## start

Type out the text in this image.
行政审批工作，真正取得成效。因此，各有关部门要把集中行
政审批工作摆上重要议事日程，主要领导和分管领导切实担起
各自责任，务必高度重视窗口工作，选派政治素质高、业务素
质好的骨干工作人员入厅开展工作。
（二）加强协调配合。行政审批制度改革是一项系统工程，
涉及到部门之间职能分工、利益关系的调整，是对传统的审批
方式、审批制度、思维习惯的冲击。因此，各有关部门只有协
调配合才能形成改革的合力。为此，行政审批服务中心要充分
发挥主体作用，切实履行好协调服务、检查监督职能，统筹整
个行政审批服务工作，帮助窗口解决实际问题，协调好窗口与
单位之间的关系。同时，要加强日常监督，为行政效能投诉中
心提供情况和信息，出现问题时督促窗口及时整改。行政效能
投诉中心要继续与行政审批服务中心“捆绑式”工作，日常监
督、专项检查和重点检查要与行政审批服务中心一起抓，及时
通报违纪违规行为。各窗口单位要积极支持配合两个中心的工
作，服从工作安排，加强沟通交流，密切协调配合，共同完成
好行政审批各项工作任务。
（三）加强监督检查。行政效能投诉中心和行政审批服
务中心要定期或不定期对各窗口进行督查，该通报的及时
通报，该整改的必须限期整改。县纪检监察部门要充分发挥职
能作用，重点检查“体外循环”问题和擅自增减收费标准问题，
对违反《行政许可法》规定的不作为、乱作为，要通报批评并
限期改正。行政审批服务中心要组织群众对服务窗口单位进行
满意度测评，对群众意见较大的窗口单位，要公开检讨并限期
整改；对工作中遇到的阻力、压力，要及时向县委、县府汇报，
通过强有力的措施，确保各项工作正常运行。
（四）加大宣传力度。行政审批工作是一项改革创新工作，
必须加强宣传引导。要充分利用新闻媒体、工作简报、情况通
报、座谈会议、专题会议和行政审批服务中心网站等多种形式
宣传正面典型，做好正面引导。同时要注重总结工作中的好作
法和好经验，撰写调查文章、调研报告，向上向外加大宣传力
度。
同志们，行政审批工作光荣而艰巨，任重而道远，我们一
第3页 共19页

## end

OBJECTIVE
Go through the entries and repeat each one exactly.

EXPECTED ANSWER
Type out the text in this image.
行政审批工作，真正取得成效。因此，各有关部门要把集中行
政审批工作摆上重要议事日程，主要领导和分管领导切实担起
各自责任，务必高度重视窗口工作，选派政治素质高、业务素
质好的骨干工作人员入厅开展工作。
（二）加强协调配合。行政审批制度改革是一项系统工程，
涉及到部门之间职能分工、利益关系的调整，是对传统的审批
方式、审批制度、思维习惯的冲击。因此，各有关部门只有协
调配合才能形成改革的合力。为此，行政审批服务中心要充分
发挥主体作用，切实履行好协调服务、检查监督职能，统筹整
个行政审批服务工作，帮助窗口解决实际问题，协调好窗口与
单位之间的关系。同时，要加强日常监督，为行政效能投诉中
心提供情况和信息，出现问题时督促窗口及时整改。行政效能
投诉中心要继续与行政审批服务中心“捆绑式”工作，日常监
督、专项检查和重点检查要与行政审批服务中心一起抓，及时
通报违纪违规行为。各窗口单位要积极支持配合两个中心的工
作，服从工作安排，加强沟通交流，密切协调配合，共同完成
好行政审批各项工作任务。
（三）加强监督检查。行政效能投诉中心和行政审批服
务中心要定期或不定期对各窗口进行督查，该通报的及时
通报，该整改的必须限期整改。县纪检监察部门要充分发挥职
能作用，重点检查“体外循环”问题和擅自增减收费标准问题，
对违反《行政许可法》规定的不作为、乱作为，要通报批评并
限期改正。行政审批服务中心要组织群众对服务窗口单位进行
满意度测评，对群众意见较大的窗口单位，要公开检讨并限期
整改；对工作中遇到的阻力、压力，要及时向县委、县府汇报，
通过强有力的措施，确保各项工作正常运行。
（四）加大宣传力度。行政审批工作是一项改革创新工作，
必须加强宣传引导。要充分利用新闻媒体、工作简报、情况通
报、座谈会议、专题会议和行政审批服务中心网站等多种形式
宣传正面典型，做好正面引导。同时要注重总结工作中的好作
法和好经验，撰写调查文章、调研报告，向上向外加大宣传力
度。
同志们，行政审批工作光荣而艰巨，任重而道远，我们一
第3页 共19页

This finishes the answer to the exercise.